**Task goal:**
Scan the records for the word "icon". Copy each line that includes it.

---- Rows

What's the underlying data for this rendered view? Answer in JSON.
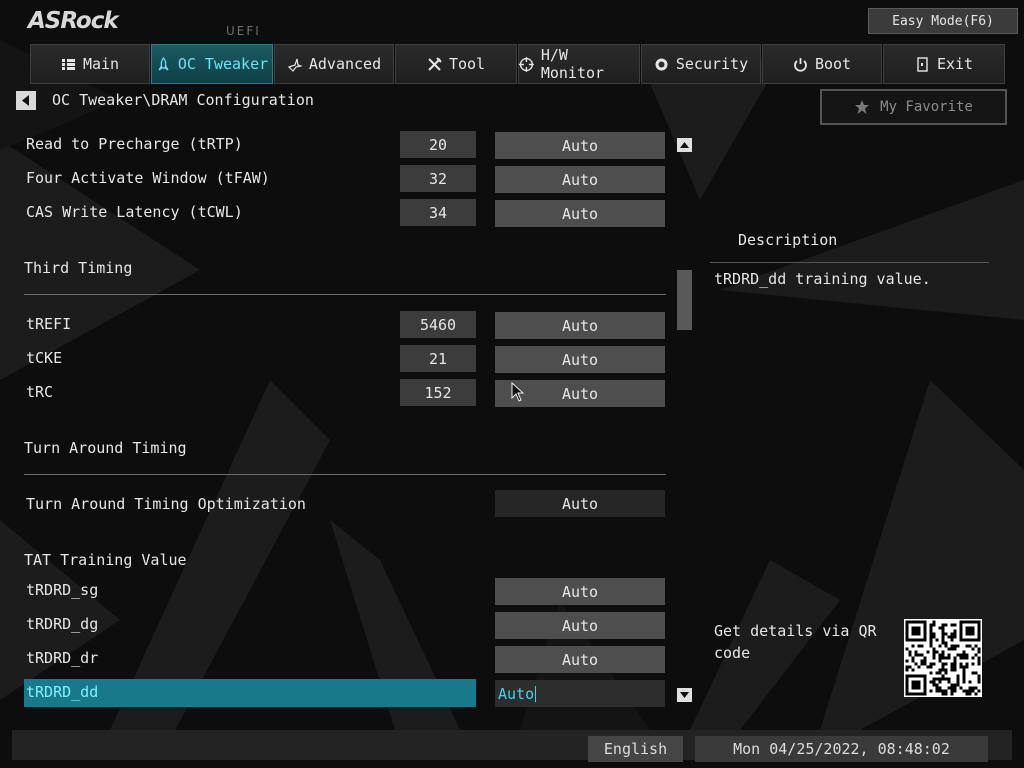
{
  "header": {
    "logo_text": "ASRock",
    "uefi_label": "UEFI",
    "easy_mode_label": "Easy Mode(F6)"
  },
  "nav": {
    "tabs": [
      {
        "label": "Main",
        "icon": "list-icon",
        "active": false
      },
      {
        "label": "OC Tweaker",
        "icon": "rocket-icon",
        "active": true
      },
      {
        "label": "Advanced",
        "icon": "star-icon",
        "active": false
      },
      {
        "label": "Tool",
        "icon": "tools-icon",
        "active": false
      },
      {
        "label": "H/W Monitor",
        "icon": "target-icon",
        "active": false
      },
      {
        "label": "Security",
        "icon": "shield-icon",
        "active": false
      },
      {
        "label": "Boot",
        "icon": "power-icon",
        "active": false
      },
      {
        "label": "Exit",
        "icon": "exit-icon",
        "active": false
      }
    ]
  },
  "breadcrumb": "OC Tweaker\\DRAM Configuration",
  "favorite_label": "My Favorite",
  "settings": {
    "rows": [
      {
        "label": "Read to Precharge (tRTP)",
        "value": "20",
        "option": "Auto"
      },
      {
        "label": "Four Activate Window (tFAW)",
        "value": "32",
        "option": "Auto"
      },
      {
        "label": "CAS Write Latency (tCWL)",
        "value": "34",
        "option": "Auto"
      }
    ],
    "third_timing_title": "Third Timing",
    "third_rows": [
      {
        "label": "tREFI",
        "value": "5460",
        "option": "Auto"
      },
      {
        "label": "tCKE",
        "value": "21",
        "option": "Auto"
      },
      {
        "label": "tRC",
        "value": "152",
        "option": "Auto"
      }
    ],
    "turn_around_title": "Turn Around Timing",
    "tat_opt": {
      "label": "Turn Around Timing Optimization",
      "option": "Auto"
    },
    "tat_training_title": "TAT Training Value",
    "tat_rows": [
      {
        "label": "tRDRD_sg",
        "option": "Auto"
      },
      {
        "label": "tRDRD_dg",
        "option": "Auto"
      },
      {
        "label": "tRDRD_dr",
        "option": "Auto"
      },
      {
        "label": "tRDRD_dd",
        "option": "Auto"
      }
    ]
  },
  "description": {
    "title": "Description",
    "text": "tRDRD_dd training value.",
    "qr_text": "Get details via QR code"
  },
  "footer": {
    "language": "English",
    "datetime": "Mon 04/25/2022, 08:48:02"
  },
  "colors": {
    "accent": "#17798a",
    "active_tab": "#1a5b63",
    "editing_text": "#3cd7ec"
  }
}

--------

**Solution for this problem:**
        "icon": "list-icon",
        "icon": "rocket-icon",
        "icon": "star-icon",
        "icon": "tools-icon",
        "icon": "target-icon",
        "icon": "shield-icon",
        "icon": "power-icon",
        "icon": "exit-icon",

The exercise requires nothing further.